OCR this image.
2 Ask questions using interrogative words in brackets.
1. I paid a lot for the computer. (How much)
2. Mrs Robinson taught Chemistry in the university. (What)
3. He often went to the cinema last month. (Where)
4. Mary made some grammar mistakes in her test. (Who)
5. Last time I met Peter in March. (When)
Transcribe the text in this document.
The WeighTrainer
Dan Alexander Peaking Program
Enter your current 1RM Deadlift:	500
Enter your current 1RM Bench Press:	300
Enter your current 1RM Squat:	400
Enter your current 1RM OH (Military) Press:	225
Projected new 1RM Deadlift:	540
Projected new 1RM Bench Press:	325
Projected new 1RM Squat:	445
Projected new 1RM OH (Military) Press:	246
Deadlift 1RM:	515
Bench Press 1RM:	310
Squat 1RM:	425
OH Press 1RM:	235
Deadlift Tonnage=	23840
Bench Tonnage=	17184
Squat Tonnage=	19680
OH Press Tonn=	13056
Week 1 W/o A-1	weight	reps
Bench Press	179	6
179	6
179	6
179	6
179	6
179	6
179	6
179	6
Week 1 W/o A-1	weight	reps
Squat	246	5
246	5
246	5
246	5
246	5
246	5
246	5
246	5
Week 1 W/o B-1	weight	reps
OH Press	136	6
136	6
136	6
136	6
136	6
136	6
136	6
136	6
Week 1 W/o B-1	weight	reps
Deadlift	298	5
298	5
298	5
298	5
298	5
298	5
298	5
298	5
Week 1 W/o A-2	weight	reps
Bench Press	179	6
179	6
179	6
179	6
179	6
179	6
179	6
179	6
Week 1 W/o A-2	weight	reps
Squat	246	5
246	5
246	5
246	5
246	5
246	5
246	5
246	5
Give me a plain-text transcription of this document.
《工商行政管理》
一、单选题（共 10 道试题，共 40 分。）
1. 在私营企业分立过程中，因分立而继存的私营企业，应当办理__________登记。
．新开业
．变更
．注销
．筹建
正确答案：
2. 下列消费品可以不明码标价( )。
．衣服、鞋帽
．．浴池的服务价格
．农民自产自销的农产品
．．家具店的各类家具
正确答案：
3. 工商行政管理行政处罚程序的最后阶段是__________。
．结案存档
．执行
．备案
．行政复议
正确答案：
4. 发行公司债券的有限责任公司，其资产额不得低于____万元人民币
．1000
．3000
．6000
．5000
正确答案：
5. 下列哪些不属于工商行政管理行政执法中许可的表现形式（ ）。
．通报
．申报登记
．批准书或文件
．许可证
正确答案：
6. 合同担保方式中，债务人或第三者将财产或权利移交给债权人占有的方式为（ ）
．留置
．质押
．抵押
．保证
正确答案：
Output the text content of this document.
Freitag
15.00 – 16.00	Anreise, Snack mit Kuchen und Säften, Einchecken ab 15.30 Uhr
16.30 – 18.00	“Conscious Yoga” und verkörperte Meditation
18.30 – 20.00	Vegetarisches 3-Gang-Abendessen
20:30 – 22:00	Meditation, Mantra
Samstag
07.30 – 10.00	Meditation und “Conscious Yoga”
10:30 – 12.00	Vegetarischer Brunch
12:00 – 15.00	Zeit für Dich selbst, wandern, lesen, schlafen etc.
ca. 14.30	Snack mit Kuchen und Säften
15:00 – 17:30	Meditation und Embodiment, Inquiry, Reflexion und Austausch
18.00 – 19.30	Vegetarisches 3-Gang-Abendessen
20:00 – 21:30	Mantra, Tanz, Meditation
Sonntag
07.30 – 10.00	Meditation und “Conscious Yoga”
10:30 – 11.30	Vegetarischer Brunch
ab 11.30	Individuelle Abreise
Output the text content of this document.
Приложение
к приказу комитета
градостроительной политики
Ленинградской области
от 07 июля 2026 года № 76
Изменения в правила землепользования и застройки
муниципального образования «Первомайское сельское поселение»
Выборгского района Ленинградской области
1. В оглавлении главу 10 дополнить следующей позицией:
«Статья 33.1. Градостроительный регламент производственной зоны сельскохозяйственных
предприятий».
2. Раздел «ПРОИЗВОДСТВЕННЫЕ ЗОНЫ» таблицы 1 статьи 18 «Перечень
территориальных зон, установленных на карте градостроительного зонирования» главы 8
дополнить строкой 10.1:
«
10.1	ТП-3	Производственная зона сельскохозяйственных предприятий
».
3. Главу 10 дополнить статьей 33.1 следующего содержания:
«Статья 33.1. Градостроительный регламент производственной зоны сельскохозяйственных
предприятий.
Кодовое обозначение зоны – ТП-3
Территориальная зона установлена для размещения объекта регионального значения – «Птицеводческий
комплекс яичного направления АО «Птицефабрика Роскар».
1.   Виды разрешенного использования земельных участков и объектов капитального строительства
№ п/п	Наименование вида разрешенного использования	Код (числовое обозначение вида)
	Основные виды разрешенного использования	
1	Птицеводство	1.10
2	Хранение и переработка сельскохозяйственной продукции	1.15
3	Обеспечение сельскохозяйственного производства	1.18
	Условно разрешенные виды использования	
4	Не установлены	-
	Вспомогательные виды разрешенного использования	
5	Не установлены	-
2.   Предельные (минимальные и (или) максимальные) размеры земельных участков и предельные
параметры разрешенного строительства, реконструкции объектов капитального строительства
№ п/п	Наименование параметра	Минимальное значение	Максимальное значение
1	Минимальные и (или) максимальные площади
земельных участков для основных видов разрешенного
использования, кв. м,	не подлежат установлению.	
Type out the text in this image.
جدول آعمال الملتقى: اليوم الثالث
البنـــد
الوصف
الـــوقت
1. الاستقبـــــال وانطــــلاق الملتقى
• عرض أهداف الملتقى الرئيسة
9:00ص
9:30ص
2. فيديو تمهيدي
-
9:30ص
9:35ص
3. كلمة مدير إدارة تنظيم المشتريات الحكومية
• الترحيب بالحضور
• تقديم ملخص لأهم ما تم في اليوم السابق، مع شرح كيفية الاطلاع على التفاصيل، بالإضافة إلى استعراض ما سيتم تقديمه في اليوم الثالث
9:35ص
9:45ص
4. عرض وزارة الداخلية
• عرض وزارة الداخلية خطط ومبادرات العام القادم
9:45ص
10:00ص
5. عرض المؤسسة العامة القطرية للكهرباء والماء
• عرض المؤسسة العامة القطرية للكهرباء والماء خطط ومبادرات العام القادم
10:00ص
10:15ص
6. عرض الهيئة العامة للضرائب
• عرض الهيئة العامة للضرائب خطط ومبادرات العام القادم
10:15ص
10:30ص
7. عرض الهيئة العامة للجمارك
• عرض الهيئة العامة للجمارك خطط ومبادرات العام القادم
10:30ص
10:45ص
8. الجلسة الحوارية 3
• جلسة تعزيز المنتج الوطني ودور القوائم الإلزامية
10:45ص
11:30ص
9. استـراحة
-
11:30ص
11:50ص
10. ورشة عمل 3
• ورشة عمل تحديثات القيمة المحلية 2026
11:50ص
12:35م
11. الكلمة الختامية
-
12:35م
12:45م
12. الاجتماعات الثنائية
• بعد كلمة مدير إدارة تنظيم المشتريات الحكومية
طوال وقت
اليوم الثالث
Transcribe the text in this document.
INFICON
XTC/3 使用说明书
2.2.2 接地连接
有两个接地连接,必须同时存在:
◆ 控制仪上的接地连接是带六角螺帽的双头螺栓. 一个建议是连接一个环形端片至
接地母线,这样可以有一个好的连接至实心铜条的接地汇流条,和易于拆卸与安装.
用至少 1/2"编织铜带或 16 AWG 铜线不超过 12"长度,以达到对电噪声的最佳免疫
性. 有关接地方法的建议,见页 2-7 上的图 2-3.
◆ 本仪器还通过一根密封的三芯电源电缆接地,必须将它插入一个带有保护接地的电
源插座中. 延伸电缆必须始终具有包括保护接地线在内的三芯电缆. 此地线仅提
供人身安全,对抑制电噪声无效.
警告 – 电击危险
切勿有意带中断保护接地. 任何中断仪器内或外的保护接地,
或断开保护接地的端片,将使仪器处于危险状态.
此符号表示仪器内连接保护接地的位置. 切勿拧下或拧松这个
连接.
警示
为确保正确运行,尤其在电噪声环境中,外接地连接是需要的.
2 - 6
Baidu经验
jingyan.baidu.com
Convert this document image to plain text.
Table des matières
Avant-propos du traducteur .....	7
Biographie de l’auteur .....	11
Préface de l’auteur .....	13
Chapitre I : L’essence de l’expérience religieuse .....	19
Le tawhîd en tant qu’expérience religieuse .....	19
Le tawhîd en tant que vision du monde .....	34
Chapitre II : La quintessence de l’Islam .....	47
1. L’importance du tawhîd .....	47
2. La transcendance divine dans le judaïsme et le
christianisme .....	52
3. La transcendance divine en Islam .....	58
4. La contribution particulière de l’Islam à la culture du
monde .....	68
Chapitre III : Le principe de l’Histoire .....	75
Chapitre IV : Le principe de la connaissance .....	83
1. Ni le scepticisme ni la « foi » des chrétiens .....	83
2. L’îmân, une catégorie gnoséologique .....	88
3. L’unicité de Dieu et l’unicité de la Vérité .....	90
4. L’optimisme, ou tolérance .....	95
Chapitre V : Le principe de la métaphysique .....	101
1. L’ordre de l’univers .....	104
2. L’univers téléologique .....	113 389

=======

▶ [Problem requirements] State the number of lines in the data that include the string "الهيئة", and add nothing else.

▶ [Output of the exercise] 4